◆ TASK DETAILS ◆
Please output the lines shown below exactly as they appear.

◆ RECORDS SUPPLIED ◆
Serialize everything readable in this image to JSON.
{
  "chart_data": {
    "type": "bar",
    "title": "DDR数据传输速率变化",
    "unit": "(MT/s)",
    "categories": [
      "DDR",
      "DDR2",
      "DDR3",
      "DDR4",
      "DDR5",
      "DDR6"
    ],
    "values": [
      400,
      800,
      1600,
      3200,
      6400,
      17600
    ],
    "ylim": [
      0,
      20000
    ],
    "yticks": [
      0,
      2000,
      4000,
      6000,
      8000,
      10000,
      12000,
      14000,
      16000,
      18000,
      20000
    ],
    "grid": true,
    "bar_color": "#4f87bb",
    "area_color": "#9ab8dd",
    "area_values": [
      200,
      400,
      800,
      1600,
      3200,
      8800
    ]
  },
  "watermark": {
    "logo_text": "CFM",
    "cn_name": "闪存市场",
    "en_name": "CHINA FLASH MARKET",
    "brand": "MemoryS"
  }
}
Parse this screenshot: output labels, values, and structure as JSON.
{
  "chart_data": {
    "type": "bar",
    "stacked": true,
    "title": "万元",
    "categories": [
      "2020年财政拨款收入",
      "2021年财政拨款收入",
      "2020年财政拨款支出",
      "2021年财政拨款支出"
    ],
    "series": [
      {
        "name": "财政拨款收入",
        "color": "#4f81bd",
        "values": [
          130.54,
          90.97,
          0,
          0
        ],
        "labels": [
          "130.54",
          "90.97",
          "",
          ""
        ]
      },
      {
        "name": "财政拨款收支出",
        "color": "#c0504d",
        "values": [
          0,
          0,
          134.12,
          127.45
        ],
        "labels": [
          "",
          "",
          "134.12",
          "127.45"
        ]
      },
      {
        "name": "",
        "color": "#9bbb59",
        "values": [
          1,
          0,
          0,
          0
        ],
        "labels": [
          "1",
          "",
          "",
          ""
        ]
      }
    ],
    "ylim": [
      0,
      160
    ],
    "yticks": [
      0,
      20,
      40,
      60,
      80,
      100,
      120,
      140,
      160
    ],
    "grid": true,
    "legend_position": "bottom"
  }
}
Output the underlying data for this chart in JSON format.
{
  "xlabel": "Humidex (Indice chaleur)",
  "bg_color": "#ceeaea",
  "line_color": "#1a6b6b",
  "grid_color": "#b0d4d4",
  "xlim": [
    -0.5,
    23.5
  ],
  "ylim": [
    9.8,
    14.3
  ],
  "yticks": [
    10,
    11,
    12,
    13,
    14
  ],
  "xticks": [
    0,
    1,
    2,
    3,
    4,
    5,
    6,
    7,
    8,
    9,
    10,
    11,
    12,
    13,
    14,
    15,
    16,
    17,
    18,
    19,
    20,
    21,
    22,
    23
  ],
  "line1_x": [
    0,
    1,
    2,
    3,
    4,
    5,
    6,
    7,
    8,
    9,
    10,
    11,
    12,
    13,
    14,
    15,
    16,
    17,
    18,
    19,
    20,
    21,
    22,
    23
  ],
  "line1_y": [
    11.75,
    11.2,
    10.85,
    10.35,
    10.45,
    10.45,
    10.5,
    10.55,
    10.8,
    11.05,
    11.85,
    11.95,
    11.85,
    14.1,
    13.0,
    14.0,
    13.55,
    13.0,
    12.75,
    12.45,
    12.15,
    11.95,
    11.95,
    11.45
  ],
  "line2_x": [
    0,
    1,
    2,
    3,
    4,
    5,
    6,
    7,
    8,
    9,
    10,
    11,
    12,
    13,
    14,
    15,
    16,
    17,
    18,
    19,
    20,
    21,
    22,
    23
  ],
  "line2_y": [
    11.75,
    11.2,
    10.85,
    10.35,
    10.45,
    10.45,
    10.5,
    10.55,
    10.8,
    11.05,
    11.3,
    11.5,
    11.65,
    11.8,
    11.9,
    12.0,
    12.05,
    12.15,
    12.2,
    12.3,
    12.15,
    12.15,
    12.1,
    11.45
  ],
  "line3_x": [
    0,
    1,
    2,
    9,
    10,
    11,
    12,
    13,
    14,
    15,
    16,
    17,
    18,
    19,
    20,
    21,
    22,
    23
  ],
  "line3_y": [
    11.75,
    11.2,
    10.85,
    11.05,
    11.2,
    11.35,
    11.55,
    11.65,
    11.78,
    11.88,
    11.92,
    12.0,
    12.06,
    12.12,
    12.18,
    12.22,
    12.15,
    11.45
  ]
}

◆ THE ANSWER ◆
Serialize everything readable in this image to JSON.
{
  "chart_data": {
    "type": "bar",
    "title": "DDR数据传输速率变化",
    "unit": "(MT/s)",
    "categories": [
      "DDR",
      "DDR2",
      "DDR3",
      "DDR4",
      "DDR5",
      "DDR6"
    ],
    "values": [
      400,
      800,
      1600,
      3200,
      6400,
      17600
    ],
    "ylim": [
      0,
      20000
    ],
    "yticks": [
      0,
      2000,
      4000,
      6000,
      8000,
      10000,
      12000,
      14000,
      16000,
      18000,
      20000
    ],
    "grid": true,
    "bar_color": "#4f87bb",
    "area_color": "#9ab8dd",
    "area_values": [
      200,
      400,
      800,
      1600,
      3200,
      8800
    ]
  },
  "watermark": {
    "logo_text": "CFM",
    "cn_name": "闪存市场",
    "en_name": "CHINA FLASH MARKET",
    "brand": "MemoryS"
  }
}
Parse this screenshot: output labels, values, and structure as JSON.
{
  "chart_data": {
    "type": "bar",
    "stacked": true,
    "title": "万元",
    "categories": [
      "2020年财政拨款收入",
      "2021年财政拨款收入",
      "2020年财政拨款支出",
      "2021年财政拨款支出"
    ],
    "series": [
      {
        "name": "财政拨款收入",
        "color": "#4f81bd",
        "values": [
          130.54,
          90.97,
          0,
          0
        ],
        "labels": [
          "130.54",
          "90.97",
          "",
          ""
        ]
      },
      {
        "name": "财政拨款收支出",
        "color": "#c0504d",
        "values": [
          0,
          0,
          134.12,
          127.45
        ],
        "labels": [
          "",
          "",
          "134.12",
          "127.45"
        ]
      },
      {
        "name": "",
        "color": "#9bbb59",
        "values": [
          1,
          0,
          0,
          0
        ],
        "labels": [
          "1",
          "",
          "",
          ""
        ]
      }
    ],
    "ylim": [
      0,
      160
    ],
    "yticks": [
      0,
      20,
      40,
      60,
      80,
      100,
      120,
      140,
      160
    ],
    "grid": true,
    "legend_position": "bottom"
  }
}
Output the underlying data for this chart in JSON format.
{
  "xlabel": "Humidex (Indice chaleur)",
  "bg_color": "#ceeaea",
  "line_color": "#1a6b6b",
  "grid_color": "#b0d4d4",
  "xlim": [
    -0.5,
    23.5
  ],
  "ylim": [
    9.8,
    14.3
  ],
  "yticks": [
    10,
    11,
    12,
    13,
    14
  ],
  "xticks": [
    0,
    1,
    2,
    3,
    4,
    5,
    6,
    7,
    8,
    9,
    10,
    11,
    12,
    13,
    14,
    15,
    16,
    17,
    18,
    19,
    20,
    21,
    22,
    23
  ],
  "line1_x": [
    0,
    1,
    2,
    3,
    4,
    5,
    6,
    7,
    8,
    9,
    10,
    11,
    12,
    13,
    14,
    15,
    16,
    17,
    18,
    19,
    20,
    21,
    22,
    23
  ],
  "line1_y": [
    11.75,
    11.2,
    10.85,
    10.35,
    10.45,
    10.45,
    10.5,
    10.55,
    10.8,
    11.05,
    11.85,
    11.95,
    11.85,
    14.1,
    13.0,
    14.0,
    13.55,
    13.0,
    12.75,
    12.45,
    12.15,
    11.95,
    11.95,
    11.45
  ],
  "line2_x": [
    0,
    1,
    2,
    3,
    4,
    5,
    6,
    7,
    8,
    9,
    10,
    11,
    12,
    13,
    14,
    15,
    16,
    17,
    18,
    19,
    20,
    21,
    22,
    23
  ],
  "line2_y": [
    11.75,
    11.2,
    10.85,
    10.35,
    10.45,
    10.45,
    10.5,
    10.55,
    10.8,
    11.05,
    11.3,
    11.5,
    11.65,
    11.8,
    11.9,
    12.0,
    12.05,
    12.15,
    12.2,
    12.3,
    12.15,
    12.15,
    12.1,
    11.45
  ],
  "line3_x": [
    0,
    1,
    2,
    9,
    10,
    11,
    12,
    13,
    14,
    15,
    16,
    17,
    18,
    19,
    20,
    21,
    22,
    23
  ],
  "line3_y": [
    11.75,
    11.2,
    10.85,
    11.05,
    11.2,
    11.35,
    11.55,
    11.65,
    11.78,
    11.88,
    11.92,
    12.0,
    12.06,
    12.12,
    12.18,
    12.22,
    12.15,
    11.45
  ]
}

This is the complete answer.